Dataset excerpt

☆ ☆ ☆

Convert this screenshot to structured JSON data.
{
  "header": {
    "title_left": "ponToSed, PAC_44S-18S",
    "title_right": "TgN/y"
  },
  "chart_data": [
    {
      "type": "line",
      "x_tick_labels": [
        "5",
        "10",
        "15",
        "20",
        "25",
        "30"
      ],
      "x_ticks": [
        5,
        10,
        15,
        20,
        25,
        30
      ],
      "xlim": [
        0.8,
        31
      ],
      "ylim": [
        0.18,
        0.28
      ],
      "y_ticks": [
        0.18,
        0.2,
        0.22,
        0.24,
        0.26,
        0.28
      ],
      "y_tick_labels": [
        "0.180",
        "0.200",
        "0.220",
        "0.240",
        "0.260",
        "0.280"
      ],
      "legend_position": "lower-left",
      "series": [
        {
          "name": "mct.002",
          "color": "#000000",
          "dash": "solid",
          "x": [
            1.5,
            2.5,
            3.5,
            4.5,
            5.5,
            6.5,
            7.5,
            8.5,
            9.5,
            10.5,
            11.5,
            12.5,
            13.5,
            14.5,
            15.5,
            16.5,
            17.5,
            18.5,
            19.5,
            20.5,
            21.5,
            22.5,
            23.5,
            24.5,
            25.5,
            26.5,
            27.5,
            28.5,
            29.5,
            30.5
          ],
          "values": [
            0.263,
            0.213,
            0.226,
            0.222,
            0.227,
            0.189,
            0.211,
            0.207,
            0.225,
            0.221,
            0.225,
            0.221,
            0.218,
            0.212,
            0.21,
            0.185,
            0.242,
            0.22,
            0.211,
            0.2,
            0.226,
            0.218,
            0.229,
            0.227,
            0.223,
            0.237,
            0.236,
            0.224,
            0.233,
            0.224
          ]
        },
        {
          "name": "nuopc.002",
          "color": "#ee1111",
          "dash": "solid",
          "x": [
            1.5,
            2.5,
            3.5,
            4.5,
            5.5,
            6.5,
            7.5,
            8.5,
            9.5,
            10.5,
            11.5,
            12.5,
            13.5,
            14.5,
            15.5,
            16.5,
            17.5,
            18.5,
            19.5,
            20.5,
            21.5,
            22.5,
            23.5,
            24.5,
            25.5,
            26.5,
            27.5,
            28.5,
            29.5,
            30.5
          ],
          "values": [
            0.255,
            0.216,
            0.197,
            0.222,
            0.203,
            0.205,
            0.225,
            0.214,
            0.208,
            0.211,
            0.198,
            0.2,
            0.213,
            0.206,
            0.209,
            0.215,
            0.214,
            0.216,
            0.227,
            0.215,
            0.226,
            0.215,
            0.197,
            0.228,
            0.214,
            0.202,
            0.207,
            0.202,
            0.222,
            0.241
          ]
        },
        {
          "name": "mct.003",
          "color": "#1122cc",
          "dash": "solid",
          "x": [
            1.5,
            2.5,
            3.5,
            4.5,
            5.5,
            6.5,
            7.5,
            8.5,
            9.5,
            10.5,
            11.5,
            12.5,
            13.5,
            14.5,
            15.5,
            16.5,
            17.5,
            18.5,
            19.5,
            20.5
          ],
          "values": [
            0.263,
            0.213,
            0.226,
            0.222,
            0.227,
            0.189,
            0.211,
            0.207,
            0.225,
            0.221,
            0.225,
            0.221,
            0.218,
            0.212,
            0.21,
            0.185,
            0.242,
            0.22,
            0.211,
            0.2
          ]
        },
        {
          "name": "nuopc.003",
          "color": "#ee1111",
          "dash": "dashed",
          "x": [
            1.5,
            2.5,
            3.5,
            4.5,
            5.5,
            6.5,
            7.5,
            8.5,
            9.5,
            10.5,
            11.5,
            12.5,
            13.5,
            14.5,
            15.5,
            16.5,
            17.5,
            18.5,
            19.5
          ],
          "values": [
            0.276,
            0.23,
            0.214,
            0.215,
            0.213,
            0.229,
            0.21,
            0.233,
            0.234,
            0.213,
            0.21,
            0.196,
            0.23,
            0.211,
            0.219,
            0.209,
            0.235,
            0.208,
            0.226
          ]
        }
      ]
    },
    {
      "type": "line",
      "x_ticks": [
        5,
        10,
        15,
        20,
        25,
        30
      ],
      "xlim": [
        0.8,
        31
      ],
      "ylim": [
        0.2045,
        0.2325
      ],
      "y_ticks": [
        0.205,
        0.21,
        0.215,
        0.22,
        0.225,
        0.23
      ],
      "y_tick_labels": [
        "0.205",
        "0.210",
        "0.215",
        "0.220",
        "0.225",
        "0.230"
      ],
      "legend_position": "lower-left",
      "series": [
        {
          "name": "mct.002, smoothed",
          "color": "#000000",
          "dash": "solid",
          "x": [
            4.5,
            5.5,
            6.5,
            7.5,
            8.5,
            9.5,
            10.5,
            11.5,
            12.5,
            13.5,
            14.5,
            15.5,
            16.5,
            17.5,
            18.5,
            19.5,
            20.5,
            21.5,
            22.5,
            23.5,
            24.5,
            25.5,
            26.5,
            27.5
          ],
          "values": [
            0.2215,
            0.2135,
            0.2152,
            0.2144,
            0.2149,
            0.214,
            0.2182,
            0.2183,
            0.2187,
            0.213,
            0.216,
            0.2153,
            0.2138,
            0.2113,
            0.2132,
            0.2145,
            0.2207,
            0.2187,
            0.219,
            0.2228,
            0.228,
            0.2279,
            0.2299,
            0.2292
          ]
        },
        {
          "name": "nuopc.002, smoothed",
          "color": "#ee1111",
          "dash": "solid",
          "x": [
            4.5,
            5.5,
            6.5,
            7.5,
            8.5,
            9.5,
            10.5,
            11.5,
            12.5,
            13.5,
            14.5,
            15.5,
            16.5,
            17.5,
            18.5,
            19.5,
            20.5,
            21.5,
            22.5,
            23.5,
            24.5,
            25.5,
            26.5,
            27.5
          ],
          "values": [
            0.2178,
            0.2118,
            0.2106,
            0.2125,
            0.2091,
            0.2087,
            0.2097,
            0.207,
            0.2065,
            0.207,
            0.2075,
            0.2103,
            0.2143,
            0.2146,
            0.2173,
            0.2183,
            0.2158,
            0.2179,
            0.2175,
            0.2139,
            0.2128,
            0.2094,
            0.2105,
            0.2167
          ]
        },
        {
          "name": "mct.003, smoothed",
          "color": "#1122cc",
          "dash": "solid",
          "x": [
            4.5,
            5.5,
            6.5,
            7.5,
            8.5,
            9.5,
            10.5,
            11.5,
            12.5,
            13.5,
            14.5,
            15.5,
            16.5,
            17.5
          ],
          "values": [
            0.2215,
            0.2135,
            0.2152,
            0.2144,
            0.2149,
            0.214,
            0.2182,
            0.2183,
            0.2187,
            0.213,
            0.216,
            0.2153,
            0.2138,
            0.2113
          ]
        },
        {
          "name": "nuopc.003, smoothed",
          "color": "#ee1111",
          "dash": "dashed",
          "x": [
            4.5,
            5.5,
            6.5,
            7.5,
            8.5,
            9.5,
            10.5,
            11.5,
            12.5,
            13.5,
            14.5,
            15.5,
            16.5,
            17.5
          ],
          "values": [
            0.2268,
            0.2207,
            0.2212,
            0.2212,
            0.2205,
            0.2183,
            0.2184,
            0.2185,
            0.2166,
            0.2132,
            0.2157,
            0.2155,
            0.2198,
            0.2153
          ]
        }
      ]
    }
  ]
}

☆ ☆ ☆

Given request - Check each line of the records above for "smoothed", and copy those that have it.

Answer to this exercise -
          "name": "mct.002, smoothed",
          "name": "nuopc.002, smoothed",
          "name": "mct.003, smoothed",
          "name": "nuopc.003, smoothed",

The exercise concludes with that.